* _REQUIRED TASK_: Find how many lines hold the word "wykonawcami". Give only the number.

++++ INPUT MATERIAL ++++

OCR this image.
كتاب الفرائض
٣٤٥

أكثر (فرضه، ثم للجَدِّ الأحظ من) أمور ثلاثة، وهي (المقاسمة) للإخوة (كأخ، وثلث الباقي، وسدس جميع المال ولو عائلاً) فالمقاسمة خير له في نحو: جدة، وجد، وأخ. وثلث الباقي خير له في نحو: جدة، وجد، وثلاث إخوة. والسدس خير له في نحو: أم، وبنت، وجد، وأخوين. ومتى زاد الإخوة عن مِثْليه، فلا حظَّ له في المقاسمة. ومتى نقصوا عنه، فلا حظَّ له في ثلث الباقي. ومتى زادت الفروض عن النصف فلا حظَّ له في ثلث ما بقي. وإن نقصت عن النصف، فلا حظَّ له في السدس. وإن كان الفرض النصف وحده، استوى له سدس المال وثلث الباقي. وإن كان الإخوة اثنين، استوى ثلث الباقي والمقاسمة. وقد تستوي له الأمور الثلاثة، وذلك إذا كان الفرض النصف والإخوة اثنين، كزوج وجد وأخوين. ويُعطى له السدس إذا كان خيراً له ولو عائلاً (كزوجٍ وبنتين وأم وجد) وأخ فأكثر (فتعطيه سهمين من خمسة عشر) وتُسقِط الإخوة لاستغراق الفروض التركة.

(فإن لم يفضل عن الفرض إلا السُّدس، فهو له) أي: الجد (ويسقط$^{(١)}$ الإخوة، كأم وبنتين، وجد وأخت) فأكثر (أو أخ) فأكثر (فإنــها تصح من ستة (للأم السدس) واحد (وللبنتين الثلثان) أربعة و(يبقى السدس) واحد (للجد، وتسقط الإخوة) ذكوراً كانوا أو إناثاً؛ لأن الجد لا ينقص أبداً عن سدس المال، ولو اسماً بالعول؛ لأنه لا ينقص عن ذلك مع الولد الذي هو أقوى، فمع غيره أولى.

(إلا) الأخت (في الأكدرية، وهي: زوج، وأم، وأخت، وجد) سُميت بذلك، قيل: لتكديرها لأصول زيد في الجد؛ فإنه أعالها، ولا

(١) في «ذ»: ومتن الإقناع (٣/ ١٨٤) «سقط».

++++
++++ INPUT MATERIAL ++++

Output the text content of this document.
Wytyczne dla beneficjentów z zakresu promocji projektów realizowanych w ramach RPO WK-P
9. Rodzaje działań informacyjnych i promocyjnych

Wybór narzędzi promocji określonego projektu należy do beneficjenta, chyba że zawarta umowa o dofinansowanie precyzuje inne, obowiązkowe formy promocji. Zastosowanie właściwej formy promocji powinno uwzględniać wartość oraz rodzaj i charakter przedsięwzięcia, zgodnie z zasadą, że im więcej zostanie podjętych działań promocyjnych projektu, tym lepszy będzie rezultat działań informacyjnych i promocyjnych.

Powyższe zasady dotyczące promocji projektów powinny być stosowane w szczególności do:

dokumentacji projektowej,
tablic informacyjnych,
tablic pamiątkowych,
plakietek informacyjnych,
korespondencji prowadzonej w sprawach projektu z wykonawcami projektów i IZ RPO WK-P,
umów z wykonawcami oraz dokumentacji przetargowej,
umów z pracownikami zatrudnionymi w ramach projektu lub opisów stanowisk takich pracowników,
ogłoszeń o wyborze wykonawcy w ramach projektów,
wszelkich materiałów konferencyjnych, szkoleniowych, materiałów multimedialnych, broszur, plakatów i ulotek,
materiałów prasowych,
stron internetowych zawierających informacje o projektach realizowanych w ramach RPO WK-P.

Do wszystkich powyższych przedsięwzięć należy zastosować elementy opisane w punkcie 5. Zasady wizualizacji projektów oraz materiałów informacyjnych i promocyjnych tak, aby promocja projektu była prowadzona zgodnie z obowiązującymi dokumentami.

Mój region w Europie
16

++++
++++ INPUT MATERIAL ++++

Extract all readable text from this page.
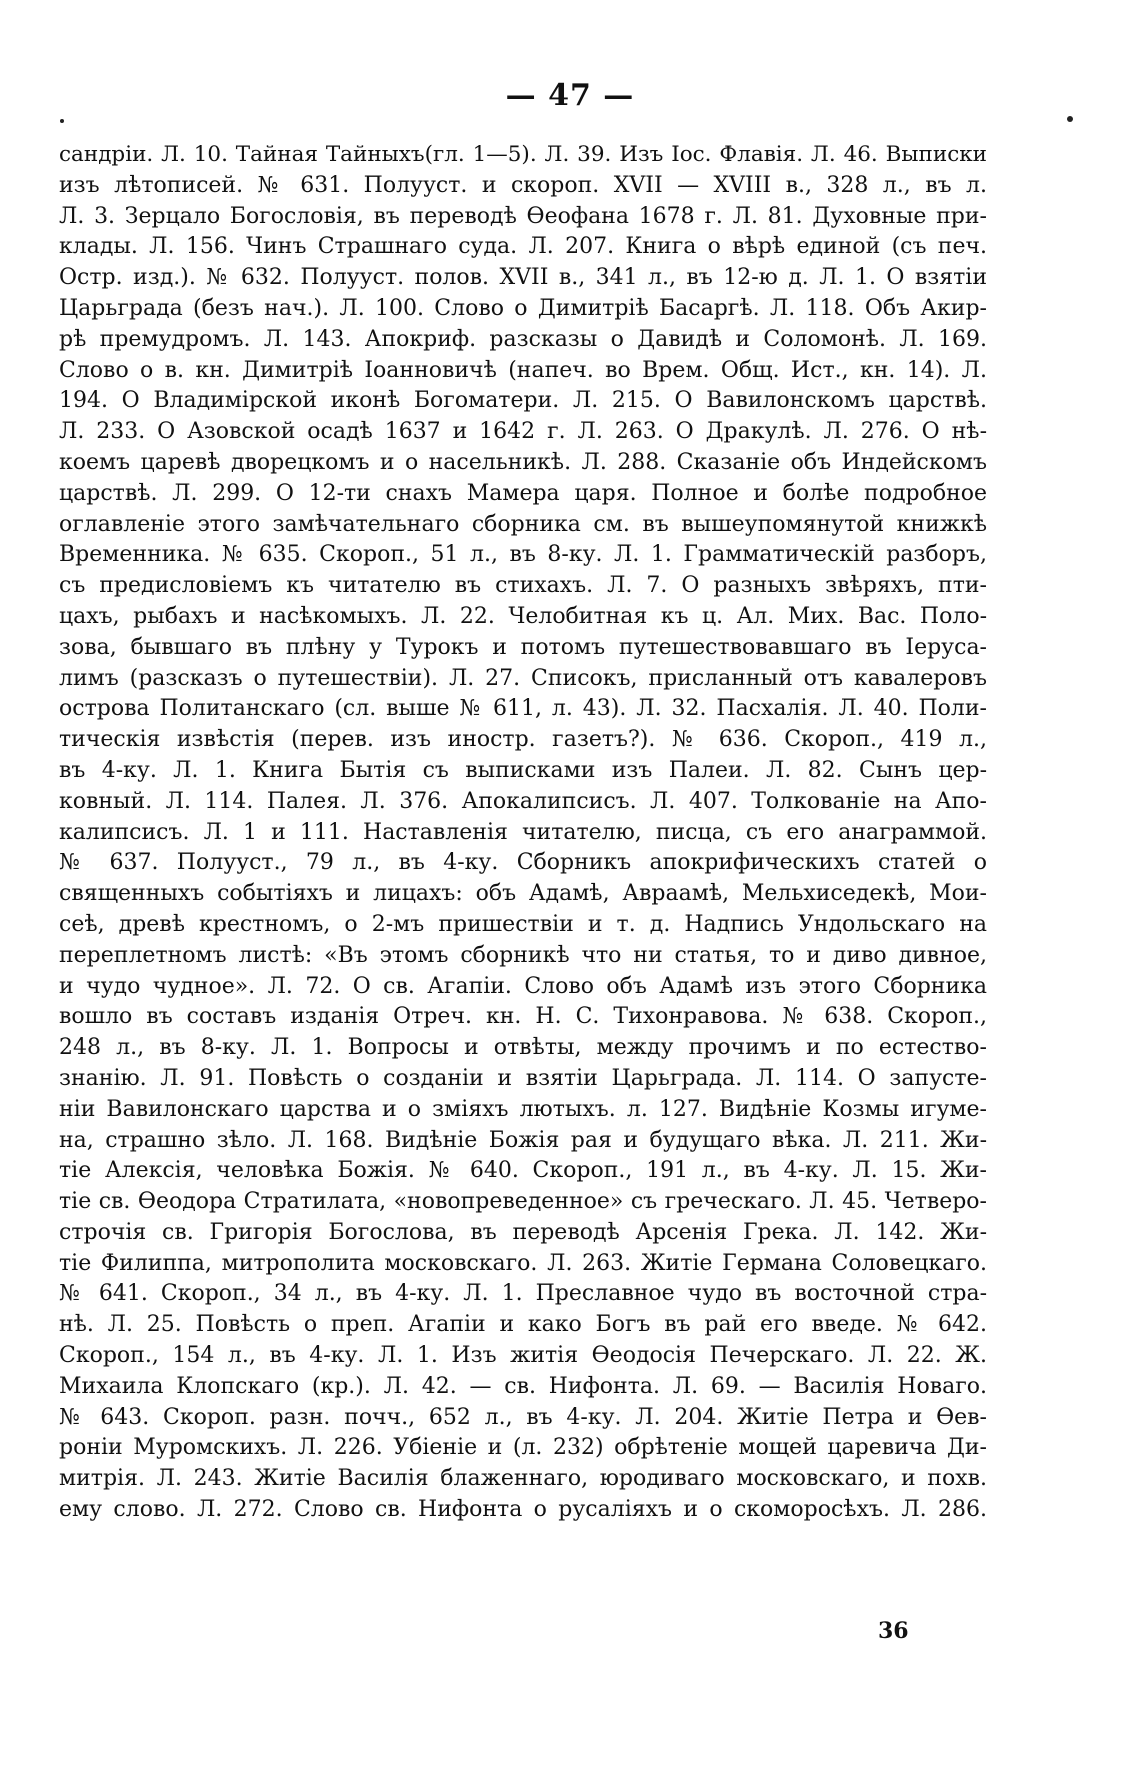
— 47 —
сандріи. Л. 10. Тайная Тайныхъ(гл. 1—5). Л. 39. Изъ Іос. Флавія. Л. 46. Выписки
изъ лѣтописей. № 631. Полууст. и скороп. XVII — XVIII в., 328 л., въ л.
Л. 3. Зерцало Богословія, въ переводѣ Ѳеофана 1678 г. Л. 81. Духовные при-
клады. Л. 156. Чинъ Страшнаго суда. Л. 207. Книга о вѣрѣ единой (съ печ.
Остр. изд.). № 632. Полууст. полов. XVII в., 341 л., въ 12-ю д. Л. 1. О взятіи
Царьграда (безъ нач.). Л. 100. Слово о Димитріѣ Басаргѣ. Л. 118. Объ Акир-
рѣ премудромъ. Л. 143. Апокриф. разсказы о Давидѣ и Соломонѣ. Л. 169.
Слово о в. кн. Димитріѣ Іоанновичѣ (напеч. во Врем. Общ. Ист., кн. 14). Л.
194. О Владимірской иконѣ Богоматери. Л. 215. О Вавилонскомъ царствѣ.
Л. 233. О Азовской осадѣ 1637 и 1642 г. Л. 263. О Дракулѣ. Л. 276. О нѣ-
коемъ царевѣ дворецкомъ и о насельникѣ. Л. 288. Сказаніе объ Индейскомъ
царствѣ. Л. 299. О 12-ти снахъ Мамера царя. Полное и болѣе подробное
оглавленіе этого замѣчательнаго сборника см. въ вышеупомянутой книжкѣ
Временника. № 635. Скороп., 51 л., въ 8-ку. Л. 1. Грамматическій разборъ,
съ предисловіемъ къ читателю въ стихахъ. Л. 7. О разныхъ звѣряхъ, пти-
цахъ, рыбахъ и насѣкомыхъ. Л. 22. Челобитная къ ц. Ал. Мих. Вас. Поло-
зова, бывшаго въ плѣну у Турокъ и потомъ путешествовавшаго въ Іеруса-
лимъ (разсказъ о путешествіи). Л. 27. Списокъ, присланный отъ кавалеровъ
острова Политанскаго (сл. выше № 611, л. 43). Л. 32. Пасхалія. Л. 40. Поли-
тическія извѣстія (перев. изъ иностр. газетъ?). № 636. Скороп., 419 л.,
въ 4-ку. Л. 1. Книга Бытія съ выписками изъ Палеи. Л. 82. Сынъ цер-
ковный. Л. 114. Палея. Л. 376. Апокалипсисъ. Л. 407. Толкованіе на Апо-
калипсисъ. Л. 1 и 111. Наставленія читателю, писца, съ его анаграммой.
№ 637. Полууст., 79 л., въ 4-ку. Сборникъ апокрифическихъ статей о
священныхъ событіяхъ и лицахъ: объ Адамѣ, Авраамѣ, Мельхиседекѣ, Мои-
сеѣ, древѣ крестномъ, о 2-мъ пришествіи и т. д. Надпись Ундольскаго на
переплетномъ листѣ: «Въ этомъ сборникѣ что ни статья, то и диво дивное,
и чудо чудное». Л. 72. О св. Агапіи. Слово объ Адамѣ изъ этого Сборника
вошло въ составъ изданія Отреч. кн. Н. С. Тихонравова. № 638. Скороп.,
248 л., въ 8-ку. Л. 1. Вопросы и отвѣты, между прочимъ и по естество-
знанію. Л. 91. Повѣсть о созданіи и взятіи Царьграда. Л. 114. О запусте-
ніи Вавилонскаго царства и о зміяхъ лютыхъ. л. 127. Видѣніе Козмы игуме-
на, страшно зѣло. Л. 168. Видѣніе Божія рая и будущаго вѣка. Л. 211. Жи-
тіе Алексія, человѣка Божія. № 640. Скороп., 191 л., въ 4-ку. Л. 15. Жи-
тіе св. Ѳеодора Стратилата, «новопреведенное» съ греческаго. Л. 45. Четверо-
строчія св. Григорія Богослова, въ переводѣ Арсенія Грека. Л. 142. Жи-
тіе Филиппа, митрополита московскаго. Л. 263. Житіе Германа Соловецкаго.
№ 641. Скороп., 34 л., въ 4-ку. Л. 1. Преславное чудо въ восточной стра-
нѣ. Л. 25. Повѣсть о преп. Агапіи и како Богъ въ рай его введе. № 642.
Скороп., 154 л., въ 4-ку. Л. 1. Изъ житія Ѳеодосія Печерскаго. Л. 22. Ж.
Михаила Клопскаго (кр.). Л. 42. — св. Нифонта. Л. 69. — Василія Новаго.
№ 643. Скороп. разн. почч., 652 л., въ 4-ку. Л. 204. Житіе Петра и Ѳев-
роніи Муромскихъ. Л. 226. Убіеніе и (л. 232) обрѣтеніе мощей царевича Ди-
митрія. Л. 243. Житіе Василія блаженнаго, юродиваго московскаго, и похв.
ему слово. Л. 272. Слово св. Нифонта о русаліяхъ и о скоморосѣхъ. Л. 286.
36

++++

* _RESPONSE FOR THIS EXERCISE_: 2